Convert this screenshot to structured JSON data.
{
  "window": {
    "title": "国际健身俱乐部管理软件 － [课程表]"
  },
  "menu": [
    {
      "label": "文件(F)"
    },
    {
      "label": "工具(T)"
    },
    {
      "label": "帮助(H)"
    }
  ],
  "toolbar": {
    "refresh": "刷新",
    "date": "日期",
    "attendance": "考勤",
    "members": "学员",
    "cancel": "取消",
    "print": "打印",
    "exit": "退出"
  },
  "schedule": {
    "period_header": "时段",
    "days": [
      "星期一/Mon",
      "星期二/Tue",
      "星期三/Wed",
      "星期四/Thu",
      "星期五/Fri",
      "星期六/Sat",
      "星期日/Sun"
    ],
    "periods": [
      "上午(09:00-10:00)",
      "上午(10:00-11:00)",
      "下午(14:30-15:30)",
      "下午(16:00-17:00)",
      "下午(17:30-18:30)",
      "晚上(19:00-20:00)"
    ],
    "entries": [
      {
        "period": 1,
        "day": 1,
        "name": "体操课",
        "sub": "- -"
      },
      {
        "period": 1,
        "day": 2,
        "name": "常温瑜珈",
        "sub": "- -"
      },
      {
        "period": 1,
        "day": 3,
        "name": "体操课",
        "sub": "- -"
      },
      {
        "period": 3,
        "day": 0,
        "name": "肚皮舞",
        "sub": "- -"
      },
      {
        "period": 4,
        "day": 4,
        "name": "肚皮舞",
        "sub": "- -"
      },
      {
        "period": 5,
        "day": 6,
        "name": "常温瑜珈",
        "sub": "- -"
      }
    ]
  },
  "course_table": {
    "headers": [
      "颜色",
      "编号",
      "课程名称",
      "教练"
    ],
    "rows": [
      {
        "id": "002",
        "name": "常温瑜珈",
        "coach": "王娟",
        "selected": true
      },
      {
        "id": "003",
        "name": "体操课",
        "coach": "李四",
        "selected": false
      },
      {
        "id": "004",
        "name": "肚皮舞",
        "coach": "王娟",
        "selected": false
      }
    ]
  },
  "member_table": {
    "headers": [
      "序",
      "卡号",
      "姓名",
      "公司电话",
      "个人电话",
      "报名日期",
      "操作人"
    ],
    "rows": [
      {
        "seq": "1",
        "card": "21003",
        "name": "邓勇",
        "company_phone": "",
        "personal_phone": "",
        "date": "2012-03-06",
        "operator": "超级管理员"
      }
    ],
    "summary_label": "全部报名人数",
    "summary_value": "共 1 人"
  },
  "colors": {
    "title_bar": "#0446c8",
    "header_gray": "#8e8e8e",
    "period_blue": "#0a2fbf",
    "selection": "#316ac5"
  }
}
•••••
# Objective
All of the entries above need to be reproduced exactly.

# Exercise answer
Convert this screenshot to structured JSON data.
{
  "window": {
    "title": "国际健身俱乐部管理软件 － [课程表]"
  },
  "menu": [
    {
      "label": "文件(F)"
    },
    {
      "label": "工具(T)"
    },
    {
      "label": "帮助(H)"
    }
  ],
  "toolbar": {
    "refresh": "刷新",
    "date": "日期",
    "attendance": "考勤",
    "members": "学员",
    "cancel": "取消",
    "print": "打印",
    "exit": "退出"
  },
  "schedule": {
    "period_header": "时段",
    "days": [
      "星期一/Mon",
      "星期二/Tue",
      "星期三/Wed",
      "星期四/Thu",
      "星期五/Fri",
      "星期六/Sat",
      "星期日/Sun"
    ],
    "periods": [
      "上午(09:00-10:00)",
      "上午(10:00-11:00)",
      "下午(14:30-15:30)",
      "下午(16:00-17:00)",
      "下午(17:30-18:30)",
      "晚上(19:00-20:00)"
    ],
    "entries": [
      {
        "period": 1,
        "day": 1,
        "name": "体操课",
        "sub": "- -"
      },
      {
        "period": 1,
        "day": 2,
        "name": "常温瑜珈",
        "sub": "- -"
      },
      {
        "period": 1,
        "day": 3,
        "name": "体操课",
        "sub": "- -"
      },
      {
        "period": 3,
        "day": 0,
        "name": "肚皮舞",
        "sub": "- -"
      },
      {
        "period": 4,
        "day": 4,
        "name": "肚皮舞",
        "sub": "- -"
      },
      {
        "period": 5,
        "day": 6,
        "name": "常温瑜珈",
        "sub": "- -"
      }
    ]
  },
  "course_table": {
    "headers": [
      "颜色",
      "编号",
      "课程名称",
      "教练"
    ],
    "rows": [
      {
        "id": "002",
        "name": "常温瑜珈",
        "coach": "王娟",
        "selected": true
      },
      {
        "id": "003",
        "name": "体操课",
        "coach": "李四",
        "selected": false
      },
      {
        "id": "004",
        "name": "肚皮舞",
        "coach": "王娟",
        "selected": false
      }
    ]
  },
  "member_table": {
    "headers": [
      "序",
      "卡号",
      "姓名",
      "公司电话",
      "个人电话",
      "报名日期",
      "操作人"
    ],
    "rows": [
      {
        "seq": "1",
        "card": "21003",
        "name": "邓勇",
        "company_phone": "",
        "personal_phone": "",
        "date": "2012-03-06",
        "operator": "超级管理员"
      }
    ],
    "summary_label": "全部报名人数",
    "summary_value": "共 1 人"
  },
  "colors": {
    "title_bar": "#0446c8",
    "header_gray": "#8e8e8e",
    "period_blue": "#0a2fbf",
    "selection": "#316ac5"
  }
}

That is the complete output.